-- Start --
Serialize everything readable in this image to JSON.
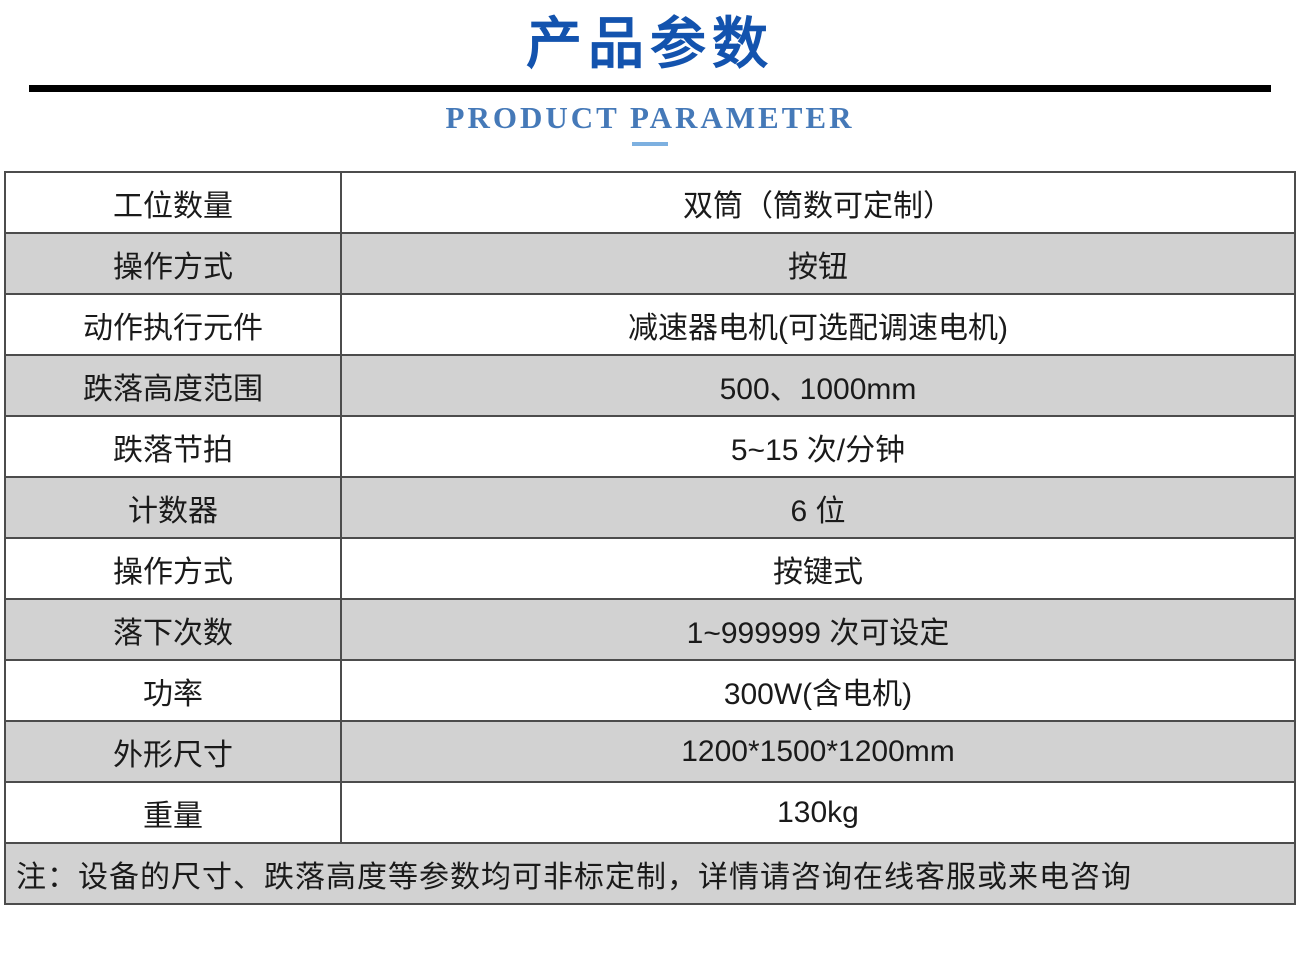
{
  "header": {
    "title": "产品参数",
    "subtitle": "PRODUCT PARAMETER"
  },
  "colors": {
    "title_blue": "#1353ae",
    "subtitle_blue": "#4579b8",
    "underline_blue": "#7db0e0",
    "divider_black": "#000000",
    "row_gray": "#d2d2d2",
    "cell_border": "#4c4c4c",
    "text_dark": "#1a1a1a"
  },
  "table": {
    "rows": [
      {
        "label": "工位数量",
        "value": "双筒（筒数可定制）"
      },
      {
        "label": "操作方式",
        "value": "按钮"
      },
      {
        "label": "动作执行元件",
        "value": "减速器电机(可选配调速电机)"
      },
      {
        "label": "跌落高度范围",
        "value": "500、1000mm"
      },
      {
        "label": "跌落节拍",
        "value": "5~15 次/分钟"
      },
      {
        "label": "计数器",
        "value": "6 位"
      },
      {
        "label": "操作方式",
        "value": "按键式"
      },
      {
        "label": "落下次数",
        "value": "1~999999 次可设定"
      },
      {
        "label": "功率",
        "value": "300W(含电机)"
      },
      {
        "label": "外形尺寸",
        "value": "1200*1500*1200mm"
      },
      {
        "label": "重量",
        "value": "130kg"
      }
    ],
    "note": "注：设备的尺寸、跌落高度等参数均可非标定制，详情请咨询在线客服或来电咨询"
  }
}
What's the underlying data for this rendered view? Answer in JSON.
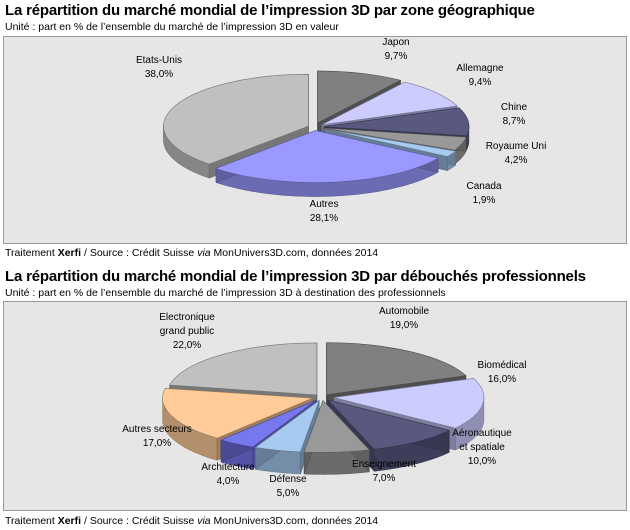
{
  "chart_data": [
    {
      "type": "pie",
      "title": "La répartition du marché mondial de l’impression 3D par zone géographique",
      "subtitle": "Unité : part en % de l’ensemble du marché de l’impression 3D en valeur",
      "unit": "%",
      "slices": [
        {
          "label": "Japon",
          "value_label": "9,7%",
          "value": 9.7,
          "color": "#808080"
        },
        {
          "label": "Allemagne",
          "value_label": "9,4%",
          "value": 9.4,
          "color": "#ccccff"
        },
        {
          "label": "Chine",
          "value_label": "8,7%",
          "value": 8.7,
          "color": "#595980"
        },
        {
          "label": "Royaume Uni",
          "value_label": "4,2%",
          "value": 4.2,
          "color": "#999999"
        },
        {
          "label": "Canada",
          "value_label": "1,9%",
          "value": 1.9,
          "color": "#a6caf0"
        },
        {
          "label": "Autres",
          "value_label": "28,1%",
          "value": 28.1,
          "color": "#9999ff"
        },
        {
          "label": "Etats-Unis",
          "value_label": "38,0%",
          "value": 38.0,
          "color": "#c0c0c0"
        }
      ]
    },
    {
      "type": "pie",
      "title": "La répartition du marché mondial de l’impression 3D par débouchés professionnels",
      "subtitle": "Unité : part en % de l’ensemble du marché de l’impression 3D à destination des professionnels",
      "unit": "%",
      "slices": [
        {
          "label": "Automobile",
          "value_label": "19,0%",
          "value": 19.0,
          "color": "#808080"
        },
        {
          "label": "Biomédical",
          "value_label": "16,0%",
          "value": 16.0,
          "color": "#ccccff"
        },
        {
          "label": "Aéronautique\net spatiale",
          "value_label": "10,0%",
          "value": 10.0,
          "color": "#595980"
        },
        {
          "label": "Enseignement",
          "value_label": "7,0%",
          "value": 7.0,
          "color": "#999999"
        },
        {
          "label": "Défense",
          "value_label": "5,0%",
          "value": 5.0,
          "color": "#a6caf0"
        },
        {
          "label": "Architecture",
          "value_label": "4,0%",
          "value": 4.0,
          "color": "#7777ee"
        },
        {
          "label": "Autres secteurs",
          "value_label": "17,0%",
          "value": 17.0,
          "color": "#ffcc99"
        },
        {
          "label": "Electronique\ngrand public",
          "value_label": "22,0%",
          "value": 22.0,
          "color": "#c0c0c0"
        }
      ]
    }
  ],
  "source": {
    "prefix": "Traitement ",
    "brand": "Xerfi",
    "middle": " / Source : Crédit Suisse ",
    "via": "via",
    "suffix": " MonUnivers3D.com, données 2014"
  }
}
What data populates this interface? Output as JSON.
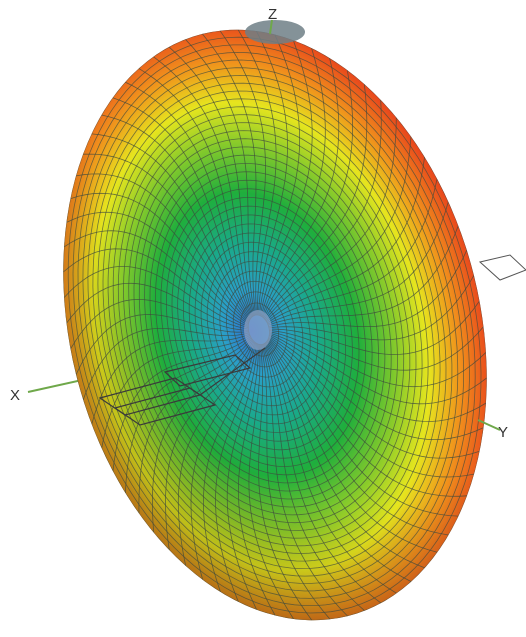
{
  "axes": {
    "x_label": "X",
    "y_label": "Y",
    "z_label": "Z"
  },
  "pattern": {
    "colors": {
      "core": "#2f6fd0",
      "inner": "#1aa9a0",
      "mid": "#1fae3c",
      "yellow": "#e6e51e",
      "orange": "#f0901c",
      "outer": "#e8431c",
      "rim_dark": "#8a3a12",
      "mesh": "#3e4a3e",
      "axis_line": "#6fa84a"
    }
  }
}
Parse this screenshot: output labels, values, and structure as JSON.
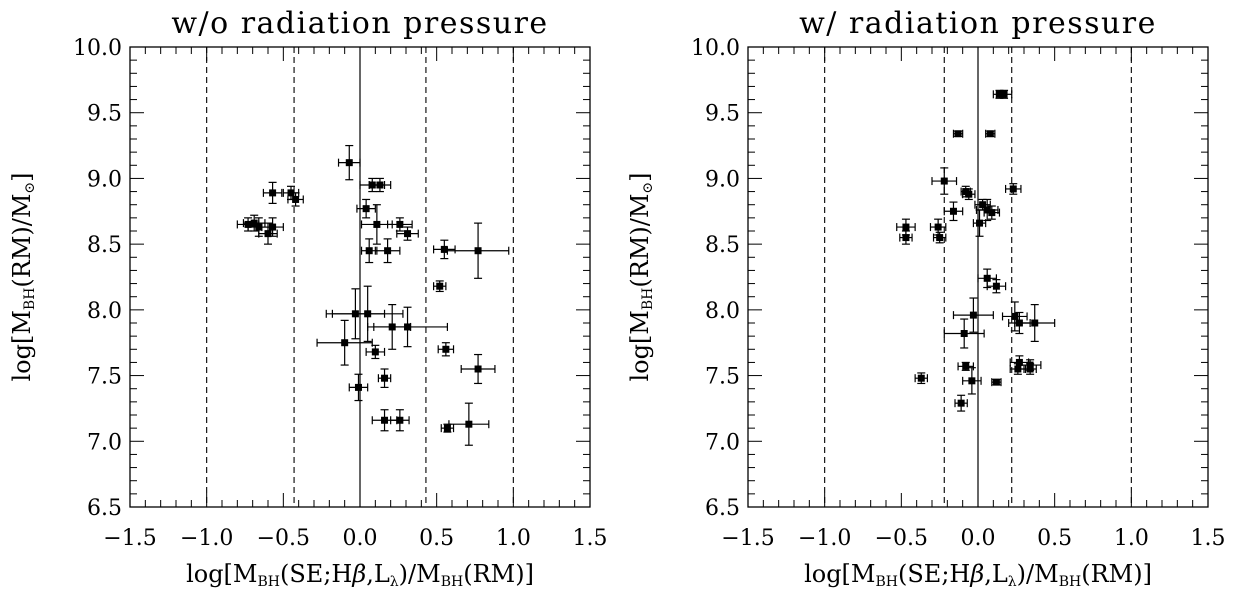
{
  "chart_data": [
    {
      "type": "scatter",
      "title": "w/o radiation pressure",
      "xlabel": "log[M_BH(SE;Hβ,L_λ)/M_BH(RM)]",
      "ylabel": "log[M_BH(RM)/M_⊙]",
      "xlim": [
        -1.5,
        1.5
      ],
      "ylim": [
        6.5,
        10.0
      ],
      "xticks": [
        "−1.5",
        "−1.0",
        "−0.5",
        "0.0",
        "0.5",
        "1.0",
        "1.5"
      ],
      "yticks": [
        "6.5",
        "7.0",
        "7.5",
        "8.0",
        "8.5",
        "9.0",
        "9.5",
        "10.0"
      ],
      "vlines_solid": [
        0.0
      ],
      "vlines_dashed": [
        -1.0,
        -0.43,
        0.43,
        1.0
      ],
      "grid": false,
      "points": [
        {
          "x": -0.73,
          "y": 8.65,
          "xerr": 0.07,
          "yerr": 0.05
        },
        {
          "x": -0.69,
          "y": 8.66,
          "xerr": 0.07,
          "yerr": 0.06
        },
        {
          "x": -0.66,
          "y": 8.63,
          "xerr": 0.07,
          "yerr": 0.07
        },
        {
          "x": -0.6,
          "y": 8.58,
          "xerr": 0.06,
          "yerr": 0.08
        },
        {
          "x": -0.57,
          "y": 8.63,
          "xerr": 0.07,
          "yerr": 0.07
        },
        {
          "x": -0.57,
          "y": 8.89,
          "xerr": 0.06,
          "yerr": 0.08
        },
        {
          "x": -0.45,
          "y": 8.89,
          "xerr": 0.05,
          "yerr": 0.05
        },
        {
          "x": -0.42,
          "y": 8.84,
          "xerr": 0.05,
          "yerr": 0.05
        },
        {
          "x": -0.07,
          "y": 9.12,
          "xerr": 0.07,
          "yerr": 0.13
        },
        {
          "x": 0.08,
          "y": 8.95,
          "xerr": 0.08,
          "yerr": 0.05
        },
        {
          "x": 0.13,
          "y": 8.95,
          "xerr": 0.07,
          "yerr": 0.05
        },
        {
          "x": 0.04,
          "y": 8.77,
          "xerr": 0.06,
          "yerr": 0.07
        },
        {
          "x": 0.11,
          "y": 8.65,
          "xerr": 0.1,
          "yerr": 0.15
        },
        {
          "x": 0.26,
          "y": 8.65,
          "xerr": 0.08,
          "yerr": 0.05
        },
        {
          "x": 0.31,
          "y": 8.58,
          "xerr": 0.07,
          "yerr": 0.05
        },
        {
          "x": 0.06,
          "y": 8.45,
          "xerr": 0.05,
          "yerr": 0.09
        },
        {
          "x": 0.18,
          "y": 8.45,
          "xerr": 0.08,
          "yerr": 0.09
        },
        {
          "x": 0.55,
          "y": 8.46,
          "xerr": 0.07,
          "yerr": 0.07
        },
        {
          "x": 0.77,
          "y": 8.45,
          "xerr": 0.2,
          "yerr": 0.21
        },
        {
          "x": 0.52,
          "y": 8.18,
          "xerr": 0.04,
          "yerr": 0.04
        },
        {
          "x": -0.03,
          "y": 7.97,
          "xerr": 0.19,
          "yerr": 0.19
        },
        {
          "x": 0.05,
          "y": 7.97,
          "xerr": 0.23,
          "yerr": 0.21
        },
        {
          "x": 0.21,
          "y": 7.87,
          "xerr": 0.12,
          "yerr": 0.17
        },
        {
          "x": 0.31,
          "y": 7.87,
          "xerr": 0.26,
          "yerr": 0.15
        },
        {
          "x": -0.1,
          "y": 7.75,
          "xerr": 0.18,
          "yerr": 0.17
        },
        {
          "x": 0.1,
          "y": 7.68,
          "xerr": 0.06,
          "yerr": 0.05
        },
        {
          "x": 0.56,
          "y": 7.7,
          "xerr": 0.05,
          "yerr": 0.05
        },
        {
          "x": 0.16,
          "y": 7.48,
          "xerr": 0.04,
          "yerr": 0.07
        },
        {
          "x": 0.77,
          "y": 7.55,
          "xerr": 0.11,
          "yerr": 0.11
        },
        {
          "x": -0.01,
          "y": 7.41,
          "xerr": 0.06,
          "yerr": 0.1
        },
        {
          "x": 0.16,
          "y": 7.16,
          "xerr": 0.08,
          "yerr": 0.08
        },
        {
          "x": 0.26,
          "y": 7.16,
          "xerr": 0.06,
          "yerr": 0.08
        },
        {
          "x": 0.57,
          "y": 7.1,
          "xerr": 0.04,
          "yerr": 0.03
        },
        {
          "x": 0.71,
          "y": 7.13,
          "xerr": 0.13,
          "yerr": 0.16
        }
      ]
    },
    {
      "type": "scatter",
      "title": "w/ radiation pressure",
      "xlabel": "log[M_BH(SE;Hβ,L_λ)/M_BH(RM)]",
      "ylabel": "log[M_BH(RM)/M_⊙]",
      "xlim": [
        -1.5,
        1.5
      ],
      "ylim": [
        6.5,
        10.0
      ],
      "xticks": [
        "−1.5",
        "−1.0",
        "−0.5",
        "0.0",
        "0.5",
        "1.0",
        "1.5"
      ],
      "yticks": [
        "6.5",
        "7.0",
        "7.5",
        "8.0",
        "8.5",
        "9.0",
        "9.5",
        "10.0"
      ],
      "vlines_solid": [
        0.0
      ],
      "vlines_dashed": [
        -1.0,
        -0.22,
        0.22,
        1.0
      ],
      "grid": false,
      "points": [
        {
          "x": 0.14,
          "y": 9.64,
          "xerr": 0.04,
          "yerr": 0.03
        },
        {
          "x": 0.17,
          "y": 9.64,
          "xerr": 0.05,
          "yerr": 0.03
        },
        {
          "x": -0.13,
          "y": 9.34,
          "xerr": 0.03,
          "yerr": 0.02
        },
        {
          "x": 0.08,
          "y": 9.34,
          "xerr": 0.03,
          "yerr": 0.02
        },
        {
          "x": -0.22,
          "y": 8.98,
          "xerr": 0.08,
          "yerr": 0.1
        },
        {
          "x": -0.08,
          "y": 8.9,
          "xerr": 0.03,
          "yerr": 0.04
        },
        {
          "x": -0.06,
          "y": 8.88,
          "xerr": 0.04,
          "yerr": 0.04
        },
        {
          "x": 0.03,
          "y": 8.8,
          "xerr": 0.05,
          "yerr": 0.04
        },
        {
          "x": 0.23,
          "y": 8.92,
          "xerr": 0.05,
          "yerr": 0.04
        },
        {
          "x": -0.16,
          "y": 8.75,
          "xerr": 0.06,
          "yerr": 0.07
        },
        {
          "x": 0.06,
          "y": 8.76,
          "xerr": 0.07,
          "yerr": 0.08
        },
        {
          "x": 0.09,
          "y": 8.74,
          "xerr": 0.05,
          "yerr": 0.05
        },
        {
          "x": 0.01,
          "y": 8.66,
          "xerr": 0.04,
          "yerr": 0.1
        },
        {
          "x": -0.47,
          "y": 8.63,
          "xerr": 0.06,
          "yerr": 0.06
        },
        {
          "x": -0.26,
          "y": 8.63,
          "xerr": 0.05,
          "yerr": 0.06
        },
        {
          "x": -0.47,
          "y": 8.55,
          "xerr": 0.04,
          "yerr": 0.05
        },
        {
          "x": -0.25,
          "y": 8.55,
          "xerr": 0.04,
          "yerr": 0.04
        },
        {
          "x": 0.06,
          "y": 8.24,
          "xerr": 0.06,
          "yerr": 0.07
        },
        {
          "x": 0.12,
          "y": 8.18,
          "xerr": 0.06,
          "yerr": 0.05
        },
        {
          "x": -0.03,
          "y": 7.96,
          "xerr": 0.13,
          "yerr": 0.13
        },
        {
          "x": 0.24,
          "y": 7.95,
          "xerr": 0.08,
          "yerr": 0.11
        },
        {
          "x": 0.27,
          "y": 7.9,
          "xerr": 0.07,
          "yerr": 0.08
        },
        {
          "x": 0.37,
          "y": 7.9,
          "xerr": 0.13,
          "yerr": 0.14
        },
        {
          "x": -0.09,
          "y": 7.82,
          "xerr": 0.13,
          "yerr": 0.11
        },
        {
          "x": -0.08,
          "y": 7.57,
          "xerr": 0.05,
          "yerr": 0.03
        },
        {
          "x": 0.27,
          "y": 7.6,
          "xerr": 0.06,
          "yerr": 0.05
        },
        {
          "x": 0.34,
          "y": 7.58,
          "xerr": 0.07,
          "yerr": 0.04
        },
        {
          "x": 0.34,
          "y": 7.55,
          "xerr": 0.04,
          "yerr": 0.04
        },
        {
          "x": 0.26,
          "y": 7.55,
          "xerr": 0.05,
          "yerr": 0.04
        },
        {
          "x": -0.37,
          "y": 7.48,
          "xerr": 0.04,
          "yerr": 0.04
        },
        {
          "x": -0.04,
          "y": 7.46,
          "xerr": 0.06,
          "yerr": 0.1
        },
        {
          "x": 0.12,
          "y": 7.45,
          "xerr": 0.03,
          "yerr": 0.02
        },
        {
          "x": -0.11,
          "y": 7.29,
          "xerr": 0.04,
          "yerr": 0.06
        }
      ]
    }
  ]
}
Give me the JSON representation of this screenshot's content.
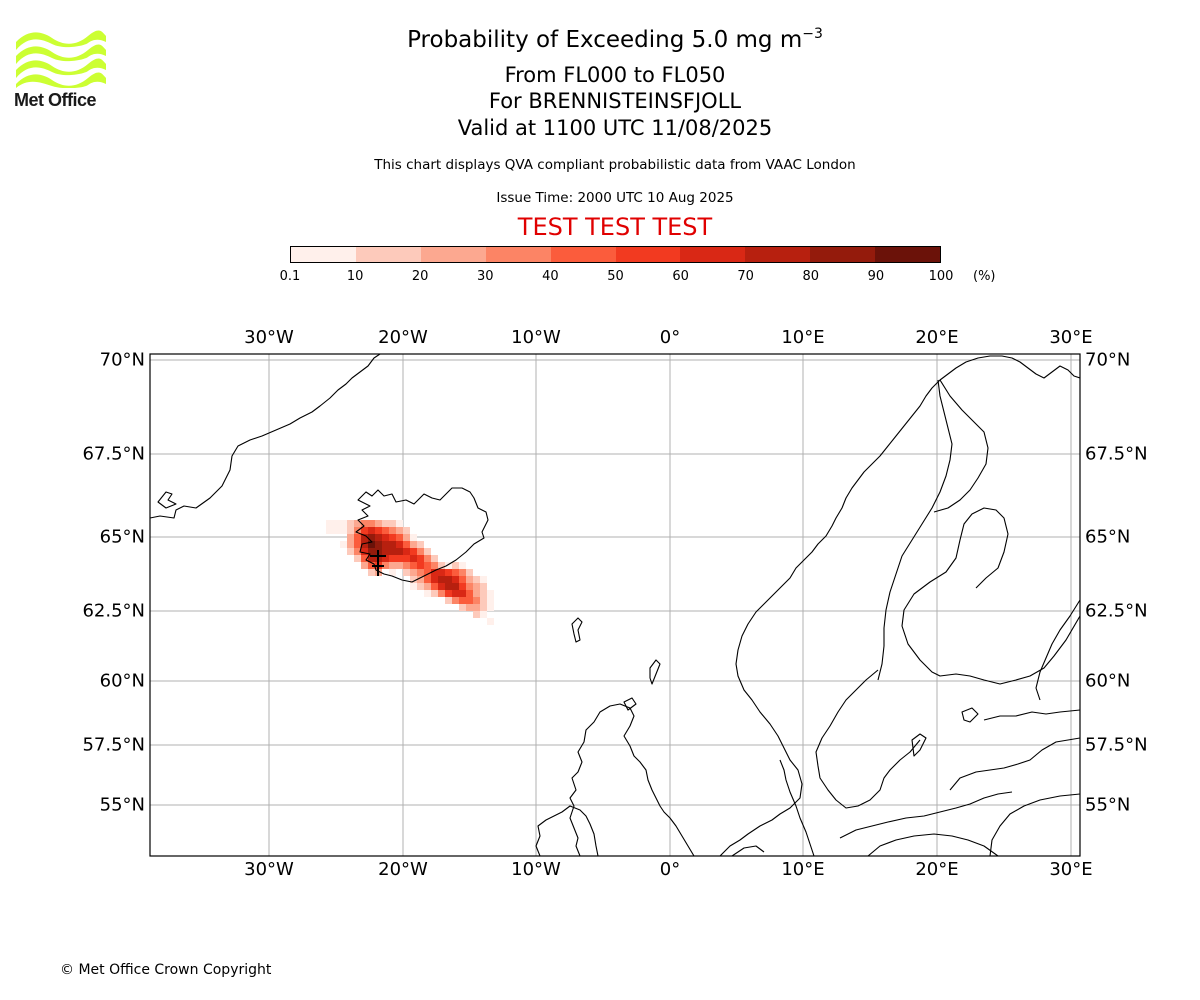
{
  "logo": {
    "text": "Met Office",
    "color": "#ccff33"
  },
  "title": {
    "main": "Probability of Exceeding 5.0 mg m",
    "main_sup": "−3",
    "flight_levels": "From FL000 to FL050",
    "volcano": "For BRENNISTEINSFJOLL",
    "valid": "Valid at 1100 UTC 11/08/2025",
    "description": "This chart displays QVA compliant probabilistic data from VAAC London",
    "issue_time": "Issue Time: 2000 UTC 10 Aug 2025",
    "test_banner": "TEST TEST TEST"
  },
  "colorbar": {
    "labels": [
      "0.1",
      "10",
      "20",
      "30",
      "40",
      "50",
      "60",
      "70",
      "80",
      "90",
      "100"
    ],
    "unit": "(%)",
    "colors": [
      "#fff0eb",
      "#fdcabb",
      "#fca890",
      "#fc8465",
      "#fb5c3c",
      "#f23a20",
      "#d92815",
      "#b7200f",
      "#941b0c",
      "#6b1209"
    ]
  },
  "map": {
    "lon_labels": [
      "30°W",
      "20°W",
      "10°W",
      "0°",
      "10°E",
      "20°E",
      "30°E"
    ],
    "lat_labels": [
      "70°N",
      "67.5°N",
      "65°N",
      "62.5°N",
      "60°N",
      "57.5°N",
      "55°N"
    ],
    "extent": {
      "lon": [
        -39,
        30
      ],
      "lat": [
        53,
        70.2
      ]
    },
    "volcano_marker": "Brennisteinsfjoll"
  },
  "footer": {
    "copyright": "© Met Office Crown Copyright"
  }
}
-- End --
> [What is asked]
Each line from the one that contains "Give me the" through the end of the records should be restated exactly; include both end lines and leave any pictures out.

> [The completed task]
Give me the JSON representation of this screenshot's content.
{
  "logo": {
    "text": "Met Office",
    "color": "#ccff33"
  },
  "title": {
    "main": "Probability of Exceeding 5.0 mg m",
    "main_sup": "−3",
    "flight_levels": "From FL000 to FL050",
    "volcano": "For BRENNISTEINSFJOLL",
    "valid": "Valid at 1100 UTC 11/08/2025",
    "description": "This chart displays QVA compliant probabilistic data from VAAC London",
    "issue_time": "Issue Time: 2000 UTC 10 Aug 2025",
    "test_banner": "TEST TEST TEST"
  },
  "colorbar": {
    "labels": [
      "0.1",
      "10",
      "20",
      "30",
      "40",
      "50",
      "60",
      "70",
      "80",
      "90",
      "100"
    ],
    "unit": "(%)",
    "colors": [
      "#fff0eb",
      "#fdcabb",
      "#fca890",
      "#fc8465",
      "#fb5c3c",
      "#f23a20",
      "#d92815",
      "#b7200f",
      "#941b0c",
      "#6b1209"
    ]
  },
  "map": {
    "lon_labels": [
      "30°W",
      "20°W",
      "10°W",
      "0°",
      "10°E",
      "20°E",
      "30°E"
    ],
    "lat_labels": [
      "70°N",
      "67.5°N",
      "65°N",
      "62.5°N",
      "60°N",
      "57.5°N",
      "55°N"
    ],
    "extent": {
      "lon": [
        -39,
        30
      ],
      "lat": [
        53,
        70.2
      ]
    },
    "volcano_marker": "Brennisteinsfjoll"
  },
  "footer": {
    "copyright": "© Met Office Crown Copyright"
  }
}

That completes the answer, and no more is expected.